Data for the task:
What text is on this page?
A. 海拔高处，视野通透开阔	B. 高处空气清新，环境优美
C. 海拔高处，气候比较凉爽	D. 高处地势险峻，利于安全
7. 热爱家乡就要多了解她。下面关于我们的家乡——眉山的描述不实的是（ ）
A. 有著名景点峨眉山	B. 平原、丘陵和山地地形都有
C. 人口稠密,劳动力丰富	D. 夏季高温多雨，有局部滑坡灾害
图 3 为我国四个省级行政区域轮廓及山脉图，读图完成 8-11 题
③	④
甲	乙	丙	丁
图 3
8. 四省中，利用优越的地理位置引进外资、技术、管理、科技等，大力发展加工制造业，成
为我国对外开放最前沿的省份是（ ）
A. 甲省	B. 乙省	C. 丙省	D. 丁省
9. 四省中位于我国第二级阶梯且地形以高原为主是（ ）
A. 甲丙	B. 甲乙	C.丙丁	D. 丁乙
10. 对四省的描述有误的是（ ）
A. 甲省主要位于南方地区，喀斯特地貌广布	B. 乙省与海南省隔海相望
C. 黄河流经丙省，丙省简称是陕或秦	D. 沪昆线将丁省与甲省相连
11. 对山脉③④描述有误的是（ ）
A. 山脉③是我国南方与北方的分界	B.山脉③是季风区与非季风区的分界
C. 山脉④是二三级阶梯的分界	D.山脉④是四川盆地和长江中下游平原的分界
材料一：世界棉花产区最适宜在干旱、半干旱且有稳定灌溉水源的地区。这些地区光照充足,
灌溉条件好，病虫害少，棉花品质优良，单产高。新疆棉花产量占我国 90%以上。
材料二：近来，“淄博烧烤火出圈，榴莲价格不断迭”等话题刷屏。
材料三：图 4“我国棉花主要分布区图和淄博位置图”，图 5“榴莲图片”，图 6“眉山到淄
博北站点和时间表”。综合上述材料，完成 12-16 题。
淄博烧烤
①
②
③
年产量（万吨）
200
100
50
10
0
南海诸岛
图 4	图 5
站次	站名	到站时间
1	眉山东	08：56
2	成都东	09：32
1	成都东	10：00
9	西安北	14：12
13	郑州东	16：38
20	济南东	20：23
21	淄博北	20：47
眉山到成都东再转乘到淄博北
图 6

Given request: Reproduce the full listing above, character for character.

Solved exercise:
What text is on this page?
A. 海拔高处，视野通透开阔	B. 高处空气清新，环境优美
C. 海拔高处，气候比较凉爽	D. 高处地势险峻，利于安全
7. 热爱家乡就要多了解她。下面关于我们的家乡——眉山的描述不实的是（ ）
A. 有著名景点峨眉山	B. 平原、丘陵和山地地形都有
C. 人口稠密,劳动力丰富	D. 夏季高温多雨，有局部滑坡灾害
图 3 为我国四个省级行政区域轮廓及山脉图，读图完成 8-11 题
③	④
甲	乙	丙	丁
图 3
8. 四省中，利用优越的地理位置引进外资、技术、管理、科技等，大力发展加工制造业，成
为我国对外开放最前沿的省份是（ ）
A. 甲省	B. 乙省	C. 丙省	D. 丁省
9. 四省中位于我国第二级阶梯且地形以高原为主是（ ）
A. 甲丙	B. 甲乙	C.丙丁	D. 丁乙
10. 对四省的描述有误的是（ ）
A. 甲省主要位于南方地区，喀斯特地貌广布	B. 乙省与海南省隔海相望
C. 黄河流经丙省，丙省简称是陕或秦	D. 沪昆线将丁省与甲省相连
11. 对山脉③④描述有误的是（ ）
A. 山脉③是我国南方与北方的分界	B.山脉③是季风区与非季风区的分界
C. 山脉④是二三级阶梯的分界	D.山脉④是四川盆地和长江中下游平原的分界
材料一：世界棉花产区最适宜在干旱、半干旱且有稳定灌溉水源的地区。这些地区光照充足,
灌溉条件好，病虫害少，棉花品质优良，单产高。新疆棉花产量占我国 90%以上。
材料二：近来，“淄博烧烤火出圈，榴莲价格不断迭”等话题刷屏。
材料三：图 4“我国棉花主要分布区图和淄博位置图”，图 5“榴莲图片”，图 6“眉山到淄
博北站点和时间表”。综合上述材料，完成 12-16 题。
淄博烧烤
①
②
③
年产量（万吨）
200
100
50
10
0
南海诸岛
图 4	图 5
站次	站名	到站时间
1	眉山东	08：56
2	成都东	09：32
1	成都东	10：00
9	西安北	14：12
13	郑州东	16：38
20	济南东	20：23
21	淄博北	20：47
眉山到成都东再转乘到淄博北
图 6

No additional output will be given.